#### What you are asked to do:
Show each line of the data below that has the string "paralelo" in it.

#### Given data:
>>>

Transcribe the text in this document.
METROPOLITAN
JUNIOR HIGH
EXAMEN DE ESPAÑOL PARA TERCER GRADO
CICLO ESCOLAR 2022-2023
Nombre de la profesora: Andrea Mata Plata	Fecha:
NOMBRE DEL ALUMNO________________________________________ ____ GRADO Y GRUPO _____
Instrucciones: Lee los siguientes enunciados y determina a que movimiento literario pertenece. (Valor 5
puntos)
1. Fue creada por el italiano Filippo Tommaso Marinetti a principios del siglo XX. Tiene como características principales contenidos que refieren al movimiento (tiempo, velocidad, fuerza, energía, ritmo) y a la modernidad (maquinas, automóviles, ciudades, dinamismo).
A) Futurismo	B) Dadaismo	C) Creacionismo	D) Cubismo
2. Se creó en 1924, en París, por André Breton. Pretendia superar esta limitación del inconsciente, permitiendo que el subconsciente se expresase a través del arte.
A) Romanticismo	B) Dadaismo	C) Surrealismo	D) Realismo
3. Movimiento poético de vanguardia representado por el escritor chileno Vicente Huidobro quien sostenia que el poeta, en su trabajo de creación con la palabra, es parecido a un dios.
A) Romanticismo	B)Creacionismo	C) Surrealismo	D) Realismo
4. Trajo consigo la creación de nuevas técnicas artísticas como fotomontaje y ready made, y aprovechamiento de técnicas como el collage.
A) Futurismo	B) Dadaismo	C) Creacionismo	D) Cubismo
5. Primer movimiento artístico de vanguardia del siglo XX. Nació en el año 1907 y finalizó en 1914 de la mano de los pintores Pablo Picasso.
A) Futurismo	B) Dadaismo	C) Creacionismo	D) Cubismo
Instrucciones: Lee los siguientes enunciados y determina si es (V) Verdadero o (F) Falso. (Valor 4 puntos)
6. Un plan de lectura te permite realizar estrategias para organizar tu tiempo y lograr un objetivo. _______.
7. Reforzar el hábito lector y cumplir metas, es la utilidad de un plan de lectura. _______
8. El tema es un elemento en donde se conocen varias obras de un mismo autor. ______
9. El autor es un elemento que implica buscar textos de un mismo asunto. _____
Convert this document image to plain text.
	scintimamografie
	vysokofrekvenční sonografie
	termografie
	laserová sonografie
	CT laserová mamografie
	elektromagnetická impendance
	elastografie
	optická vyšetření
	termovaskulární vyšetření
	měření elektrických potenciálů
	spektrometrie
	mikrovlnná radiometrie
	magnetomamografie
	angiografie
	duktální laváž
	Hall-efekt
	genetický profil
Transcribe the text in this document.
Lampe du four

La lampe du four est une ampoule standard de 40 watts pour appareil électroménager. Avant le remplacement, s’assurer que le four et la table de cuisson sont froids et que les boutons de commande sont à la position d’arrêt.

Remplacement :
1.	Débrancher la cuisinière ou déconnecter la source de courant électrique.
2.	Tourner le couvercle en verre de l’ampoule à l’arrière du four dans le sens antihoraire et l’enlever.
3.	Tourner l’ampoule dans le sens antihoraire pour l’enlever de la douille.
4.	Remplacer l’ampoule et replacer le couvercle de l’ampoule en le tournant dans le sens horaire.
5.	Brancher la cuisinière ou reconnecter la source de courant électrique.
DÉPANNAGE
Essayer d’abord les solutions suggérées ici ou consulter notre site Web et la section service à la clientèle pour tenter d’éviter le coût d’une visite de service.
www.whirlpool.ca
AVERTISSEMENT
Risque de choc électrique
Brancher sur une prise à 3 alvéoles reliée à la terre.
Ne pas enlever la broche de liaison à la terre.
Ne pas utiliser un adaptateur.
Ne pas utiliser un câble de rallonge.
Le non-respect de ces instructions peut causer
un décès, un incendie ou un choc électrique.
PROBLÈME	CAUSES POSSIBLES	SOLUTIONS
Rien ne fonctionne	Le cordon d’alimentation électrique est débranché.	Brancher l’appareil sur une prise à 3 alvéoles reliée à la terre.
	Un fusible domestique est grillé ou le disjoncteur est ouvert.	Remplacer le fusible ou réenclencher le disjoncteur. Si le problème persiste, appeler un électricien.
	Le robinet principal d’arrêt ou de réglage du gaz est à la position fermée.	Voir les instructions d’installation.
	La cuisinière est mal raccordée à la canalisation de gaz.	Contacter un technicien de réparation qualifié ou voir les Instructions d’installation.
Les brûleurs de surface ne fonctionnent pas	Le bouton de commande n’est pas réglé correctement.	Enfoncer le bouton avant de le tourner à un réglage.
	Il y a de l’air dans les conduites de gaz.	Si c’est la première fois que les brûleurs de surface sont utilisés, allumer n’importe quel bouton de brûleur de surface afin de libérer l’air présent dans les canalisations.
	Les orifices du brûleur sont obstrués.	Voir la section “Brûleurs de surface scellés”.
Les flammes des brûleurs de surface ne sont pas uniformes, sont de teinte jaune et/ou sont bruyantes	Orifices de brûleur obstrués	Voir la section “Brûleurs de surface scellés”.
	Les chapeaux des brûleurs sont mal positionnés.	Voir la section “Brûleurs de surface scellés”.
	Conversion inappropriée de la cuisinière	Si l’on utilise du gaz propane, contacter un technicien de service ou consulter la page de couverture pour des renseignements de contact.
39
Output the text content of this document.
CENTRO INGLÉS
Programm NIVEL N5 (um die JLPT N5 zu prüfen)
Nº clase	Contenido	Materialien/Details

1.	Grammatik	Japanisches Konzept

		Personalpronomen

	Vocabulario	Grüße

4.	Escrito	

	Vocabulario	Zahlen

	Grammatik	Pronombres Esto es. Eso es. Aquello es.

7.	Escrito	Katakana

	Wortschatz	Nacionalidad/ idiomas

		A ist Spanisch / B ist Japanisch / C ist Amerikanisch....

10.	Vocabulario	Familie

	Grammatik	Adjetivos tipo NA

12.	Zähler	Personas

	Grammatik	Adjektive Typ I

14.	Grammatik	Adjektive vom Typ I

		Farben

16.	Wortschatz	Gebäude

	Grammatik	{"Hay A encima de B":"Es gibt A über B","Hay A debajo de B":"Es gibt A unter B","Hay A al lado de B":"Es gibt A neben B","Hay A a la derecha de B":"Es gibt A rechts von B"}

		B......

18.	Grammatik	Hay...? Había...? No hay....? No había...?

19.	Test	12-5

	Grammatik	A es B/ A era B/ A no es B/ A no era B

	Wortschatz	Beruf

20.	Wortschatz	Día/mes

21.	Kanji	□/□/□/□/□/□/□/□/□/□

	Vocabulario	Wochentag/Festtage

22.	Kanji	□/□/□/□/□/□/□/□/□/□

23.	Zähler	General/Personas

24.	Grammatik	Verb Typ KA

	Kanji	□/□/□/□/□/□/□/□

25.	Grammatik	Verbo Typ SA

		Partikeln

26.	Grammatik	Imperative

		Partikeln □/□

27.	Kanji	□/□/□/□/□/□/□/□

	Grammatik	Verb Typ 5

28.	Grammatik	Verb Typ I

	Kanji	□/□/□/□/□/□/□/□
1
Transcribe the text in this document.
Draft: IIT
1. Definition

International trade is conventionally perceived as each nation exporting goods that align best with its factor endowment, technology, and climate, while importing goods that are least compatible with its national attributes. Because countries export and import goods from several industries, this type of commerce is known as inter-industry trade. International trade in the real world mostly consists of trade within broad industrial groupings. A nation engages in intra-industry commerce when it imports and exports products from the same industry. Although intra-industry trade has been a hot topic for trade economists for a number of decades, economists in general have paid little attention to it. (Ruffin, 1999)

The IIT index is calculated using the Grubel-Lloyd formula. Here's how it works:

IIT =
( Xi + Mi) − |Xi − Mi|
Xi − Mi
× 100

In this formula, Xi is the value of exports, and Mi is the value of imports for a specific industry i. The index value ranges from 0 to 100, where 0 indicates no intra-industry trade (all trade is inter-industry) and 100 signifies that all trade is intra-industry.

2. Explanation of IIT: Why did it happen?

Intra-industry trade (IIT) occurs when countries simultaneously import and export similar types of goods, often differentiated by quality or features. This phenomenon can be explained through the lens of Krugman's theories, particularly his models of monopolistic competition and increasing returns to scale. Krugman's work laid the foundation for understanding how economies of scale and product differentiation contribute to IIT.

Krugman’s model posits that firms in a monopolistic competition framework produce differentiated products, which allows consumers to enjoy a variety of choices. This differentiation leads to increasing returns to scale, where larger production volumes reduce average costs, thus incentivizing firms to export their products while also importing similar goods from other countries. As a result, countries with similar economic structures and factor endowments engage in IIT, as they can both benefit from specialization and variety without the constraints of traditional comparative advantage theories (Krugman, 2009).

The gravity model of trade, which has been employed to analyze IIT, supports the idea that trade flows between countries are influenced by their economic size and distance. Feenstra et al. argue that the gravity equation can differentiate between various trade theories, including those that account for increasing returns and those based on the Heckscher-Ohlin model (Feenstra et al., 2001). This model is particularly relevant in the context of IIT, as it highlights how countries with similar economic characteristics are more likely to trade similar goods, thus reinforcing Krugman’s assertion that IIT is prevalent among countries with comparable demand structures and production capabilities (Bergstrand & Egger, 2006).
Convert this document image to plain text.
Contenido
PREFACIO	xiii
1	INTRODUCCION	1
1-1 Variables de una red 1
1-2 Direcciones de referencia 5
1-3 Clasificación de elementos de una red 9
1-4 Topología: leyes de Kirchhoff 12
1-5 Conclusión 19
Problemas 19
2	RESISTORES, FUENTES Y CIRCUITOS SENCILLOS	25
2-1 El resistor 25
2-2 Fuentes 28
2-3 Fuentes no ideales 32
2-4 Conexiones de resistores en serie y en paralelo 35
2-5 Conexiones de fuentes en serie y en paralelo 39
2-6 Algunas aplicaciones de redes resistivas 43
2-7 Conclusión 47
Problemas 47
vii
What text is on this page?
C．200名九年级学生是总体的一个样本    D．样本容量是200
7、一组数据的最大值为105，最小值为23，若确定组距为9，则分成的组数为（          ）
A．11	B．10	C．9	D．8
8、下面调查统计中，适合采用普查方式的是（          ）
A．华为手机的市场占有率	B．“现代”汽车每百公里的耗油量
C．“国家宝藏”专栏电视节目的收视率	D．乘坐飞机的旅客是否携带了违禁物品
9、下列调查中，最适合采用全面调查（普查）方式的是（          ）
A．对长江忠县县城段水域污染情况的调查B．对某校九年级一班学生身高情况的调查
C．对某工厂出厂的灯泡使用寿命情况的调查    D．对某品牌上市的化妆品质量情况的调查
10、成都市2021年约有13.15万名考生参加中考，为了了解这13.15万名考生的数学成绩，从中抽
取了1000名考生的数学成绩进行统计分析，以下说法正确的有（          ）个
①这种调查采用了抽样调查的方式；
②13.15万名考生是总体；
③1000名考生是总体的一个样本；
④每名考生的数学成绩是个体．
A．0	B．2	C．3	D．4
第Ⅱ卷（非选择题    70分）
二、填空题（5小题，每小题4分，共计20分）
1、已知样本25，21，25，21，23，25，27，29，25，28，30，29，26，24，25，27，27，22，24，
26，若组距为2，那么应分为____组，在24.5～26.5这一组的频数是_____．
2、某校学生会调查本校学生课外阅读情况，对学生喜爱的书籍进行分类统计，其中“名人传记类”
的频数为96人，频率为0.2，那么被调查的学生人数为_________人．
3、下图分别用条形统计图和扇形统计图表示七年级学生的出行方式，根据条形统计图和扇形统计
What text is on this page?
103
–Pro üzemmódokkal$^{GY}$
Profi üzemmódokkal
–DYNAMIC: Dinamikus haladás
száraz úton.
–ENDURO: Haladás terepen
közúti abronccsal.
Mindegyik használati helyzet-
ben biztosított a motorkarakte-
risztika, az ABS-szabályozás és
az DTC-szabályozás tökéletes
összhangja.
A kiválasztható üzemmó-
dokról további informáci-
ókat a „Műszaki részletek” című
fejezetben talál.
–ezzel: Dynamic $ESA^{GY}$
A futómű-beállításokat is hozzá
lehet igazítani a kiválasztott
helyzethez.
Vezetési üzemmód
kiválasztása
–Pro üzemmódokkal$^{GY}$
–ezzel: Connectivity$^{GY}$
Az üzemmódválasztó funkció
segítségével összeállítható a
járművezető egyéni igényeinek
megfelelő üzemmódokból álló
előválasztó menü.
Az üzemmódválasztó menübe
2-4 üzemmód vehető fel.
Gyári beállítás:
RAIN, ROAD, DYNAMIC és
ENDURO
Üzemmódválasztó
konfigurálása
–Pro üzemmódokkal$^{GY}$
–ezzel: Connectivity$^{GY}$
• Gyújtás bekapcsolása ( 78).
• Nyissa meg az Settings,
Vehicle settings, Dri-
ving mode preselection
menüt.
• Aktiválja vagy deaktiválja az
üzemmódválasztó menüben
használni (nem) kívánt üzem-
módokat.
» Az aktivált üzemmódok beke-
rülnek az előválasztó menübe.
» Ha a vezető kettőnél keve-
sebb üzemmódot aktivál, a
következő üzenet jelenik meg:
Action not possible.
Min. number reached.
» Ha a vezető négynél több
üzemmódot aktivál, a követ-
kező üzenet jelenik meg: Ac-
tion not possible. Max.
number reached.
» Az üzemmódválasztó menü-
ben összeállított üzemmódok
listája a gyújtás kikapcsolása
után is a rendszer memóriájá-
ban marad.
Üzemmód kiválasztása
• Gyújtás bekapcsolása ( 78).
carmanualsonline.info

<<<

#### Result:
2-4 Conexiones de resistores en serie y en paralelo 35
2-5 Conexiones de fuentes en serie y en paralelo 39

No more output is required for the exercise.